* REQUEST: Write out every line of the material exactly as it appears.

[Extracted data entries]

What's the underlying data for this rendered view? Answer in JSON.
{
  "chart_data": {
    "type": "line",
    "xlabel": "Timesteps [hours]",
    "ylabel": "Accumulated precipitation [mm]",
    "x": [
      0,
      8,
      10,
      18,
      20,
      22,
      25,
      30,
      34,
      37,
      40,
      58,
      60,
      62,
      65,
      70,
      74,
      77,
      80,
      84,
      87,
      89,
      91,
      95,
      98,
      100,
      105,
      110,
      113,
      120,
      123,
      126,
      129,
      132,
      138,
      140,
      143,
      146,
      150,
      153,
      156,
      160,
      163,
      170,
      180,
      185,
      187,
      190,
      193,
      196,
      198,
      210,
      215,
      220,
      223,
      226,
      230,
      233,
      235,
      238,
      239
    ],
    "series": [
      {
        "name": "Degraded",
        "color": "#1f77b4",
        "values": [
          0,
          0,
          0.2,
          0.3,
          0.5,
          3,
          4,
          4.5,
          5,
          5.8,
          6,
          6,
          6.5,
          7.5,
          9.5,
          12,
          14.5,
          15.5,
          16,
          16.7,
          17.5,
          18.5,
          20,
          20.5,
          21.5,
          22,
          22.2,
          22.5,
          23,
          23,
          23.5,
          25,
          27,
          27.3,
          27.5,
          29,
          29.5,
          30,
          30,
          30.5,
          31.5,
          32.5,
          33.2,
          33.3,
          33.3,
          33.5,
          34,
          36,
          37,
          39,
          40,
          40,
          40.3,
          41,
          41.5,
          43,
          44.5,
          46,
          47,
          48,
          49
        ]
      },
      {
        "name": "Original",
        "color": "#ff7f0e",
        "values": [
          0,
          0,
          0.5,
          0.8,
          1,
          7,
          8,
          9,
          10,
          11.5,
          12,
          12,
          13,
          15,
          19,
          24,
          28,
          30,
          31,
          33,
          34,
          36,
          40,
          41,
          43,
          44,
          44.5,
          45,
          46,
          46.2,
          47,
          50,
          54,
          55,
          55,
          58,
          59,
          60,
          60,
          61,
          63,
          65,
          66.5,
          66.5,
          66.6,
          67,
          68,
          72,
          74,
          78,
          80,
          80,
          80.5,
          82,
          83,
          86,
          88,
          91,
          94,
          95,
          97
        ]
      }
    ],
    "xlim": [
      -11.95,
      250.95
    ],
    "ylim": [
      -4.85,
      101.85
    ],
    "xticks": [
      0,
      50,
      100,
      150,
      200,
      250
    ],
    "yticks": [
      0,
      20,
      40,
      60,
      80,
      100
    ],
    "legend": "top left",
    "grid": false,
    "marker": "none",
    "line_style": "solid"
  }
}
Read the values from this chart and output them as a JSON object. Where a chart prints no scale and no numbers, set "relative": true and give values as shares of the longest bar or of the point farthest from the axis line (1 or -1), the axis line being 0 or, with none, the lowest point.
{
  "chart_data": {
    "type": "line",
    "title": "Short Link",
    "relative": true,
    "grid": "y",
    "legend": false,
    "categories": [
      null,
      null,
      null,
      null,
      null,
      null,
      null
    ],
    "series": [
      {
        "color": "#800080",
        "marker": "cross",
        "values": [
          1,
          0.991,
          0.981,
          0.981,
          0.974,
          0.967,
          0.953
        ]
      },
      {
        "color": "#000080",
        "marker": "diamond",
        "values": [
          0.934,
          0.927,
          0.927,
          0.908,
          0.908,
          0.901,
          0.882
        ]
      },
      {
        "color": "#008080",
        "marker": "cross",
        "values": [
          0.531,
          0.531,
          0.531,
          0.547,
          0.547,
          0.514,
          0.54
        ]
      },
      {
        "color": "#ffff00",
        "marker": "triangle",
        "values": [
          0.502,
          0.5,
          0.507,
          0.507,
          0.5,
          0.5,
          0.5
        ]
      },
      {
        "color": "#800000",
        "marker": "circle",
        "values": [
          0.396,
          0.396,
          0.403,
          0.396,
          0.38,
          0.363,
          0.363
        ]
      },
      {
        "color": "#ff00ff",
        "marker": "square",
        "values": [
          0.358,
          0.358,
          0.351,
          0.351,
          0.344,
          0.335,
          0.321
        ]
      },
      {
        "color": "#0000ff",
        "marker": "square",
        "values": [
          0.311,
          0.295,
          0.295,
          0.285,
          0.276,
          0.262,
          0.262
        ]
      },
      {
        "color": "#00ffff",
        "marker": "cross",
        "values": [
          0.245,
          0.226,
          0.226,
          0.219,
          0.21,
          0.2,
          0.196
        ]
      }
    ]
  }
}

* TASK RESPONSE:
What's the underlying data for this rendered view? Answer in JSON.
{
  "chart_data": {
    "type": "line",
    "xlabel": "Timesteps [hours]",
    "ylabel": "Accumulated precipitation [mm]",
    "x": [
      0,
      8,
      10,
      18,
      20,
      22,
      25,
      30,
      34,
      37,
      40,
      58,
      60,
      62,
      65,
      70,
      74,
      77,
      80,
      84,
      87,
      89,
      91,
      95,
      98,
      100,
      105,
      110,
      113,
      120,
      123,
      126,
      129,
      132,
      138,
      140,
      143,
      146,
      150,
      153,
      156,
      160,
      163,
      170,
      180,
      185,
      187,
      190,
      193,
      196,
      198,
      210,
      215,
      220,
      223,
      226,
      230,
      233,
      235,
      238,
      239
    ],
    "series": [
      {
        "name": "Degraded",
        "color": "#1f77b4",
        "values": [
          0,
          0,
          0.2,
          0.3,
          0.5,
          3,
          4,
          4.5,
          5,
          5.8,
          6,
          6,
          6.5,
          7.5,
          9.5,
          12,
          14.5,
          15.5,
          16,
          16.7,
          17.5,
          18.5,
          20,
          20.5,
          21.5,
          22,
          22.2,
          22.5,
          23,
          23,
          23.5,
          25,
          27,
          27.3,
          27.5,
          29,
          29.5,
          30,
          30,
          30.5,
          31.5,
          32.5,
          33.2,
          33.3,
          33.3,
          33.5,
          34,
          36,
          37,
          39,
          40,
          40,
          40.3,
          41,
          41.5,
          43,
          44.5,
          46,
          47,
          48,
          49
        ]
      },
      {
        "name": "Original",
        "color": "#ff7f0e",
        "values": [
          0,
          0,
          0.5,
          0.8,
          1,
          7,
          8,
          9,
          10,
          11.5,
          12,
          12,
          13,
          15,
          19,
          24,
          28,
          30,
          31,
          33,
          34,
          36,
          40,
          41,
          43,
          44,
          44.5,
          45,
          46,
          46.2,
          47,
          50,
          54,
          55,
          55,
          58,
          59,
          60,
          60,
          61,
          63,
          65,
          66.5,
          66.5,
          66.6,
          67,
          68,
          72,
          74,
          78,
          80,
          80,
          80.5,
          82,
          83,
          86,
          88,
          91,
          94,
          95,
          97
        ]
      }
    ],
    "xlim": [
      -11.95,
      250.95
    ],
    "ylim": [
      -4.85,
      101.85
    ],
    "xticks": [
      0,
      50,
      100,
      150,
      200,
      250
    ],
    "yticks": [
      0,
      20,
      40,
      60,
      80,
      100
    ],
    "legend": "top left",
    "grid": false,
    "marker": "none",
    "line_style": "solid"
  }
}
Read the values from this chart and output them as a JSON object. Where a chart prints no scale and no numbers, set "relative": true and give values as shares of the longest bar or of the point farthest from the axis line (1 or -1), the axis line being 0 or, with none, the lowest point.
{
  "chart_data": {
    "type": "line",
    "title": "Short Link",
    "relative": true,
    "grid": "y",
    "legend": false,
    "categories": [
      null,
      null,
      null,
      null,
      null,
      null,
      null
    ],
    "series": [
      {
        "color": "#800080",
        "marker": "cross",
        "values": [
          1,
          0.991,
          0.981,
          0.981,
          0.974,
          0.967,
          0.953
        ]
      },
      {
        "color": "#000080",
        "marker": "diamond",
        "values": [
          0.934,
          0.927,
          0.927,
          0.908,
          0.908,
          0.901,
          0.882
        ]
      },
      {
        "color": "#008080",
        "marker": "cross",
        "values": [
          0.531,
          0.531,
          0.531,
          0.547,
          0.547,
          0.514,
          0.54
        ]
      },
      {
        "color": "#ffff00",
        "marker": "triangle",
        "values": [
          0.502,
          0.5,
          0.507,
          0.507,
          0.5,
          0.5,
          0.5
        ]
      },
      {
        "color": "#800000",
        "marker": "circle",
        "values": [
          0.396,
          0.396,
          0.403,
          0.396,
          0.38,
          0.363,
          0.363
        ]
      },
      {
        "color": "#ff00ff",
        "marker": "square",
        "values": [
          0.358,
          0.358,
          0.351,
          0.351,
          0.344,
          0.335,
          0.321
        ]
      },
      {
        "color": "#0000ff",
        "marker": "square",
        "values": [
          0.311,
          0.295,
          0.295,
          0.285,
          0.276,
          0.262,
          0.262
        ]
      },
      {
        "color": "#00ffff",
        "marker": "cross",
        "values": [
          0.245,
          0.226,
          0.226,
          0.219,
          0.21,
          0.2,
          0.196
        ]
      }
    ]
  }
}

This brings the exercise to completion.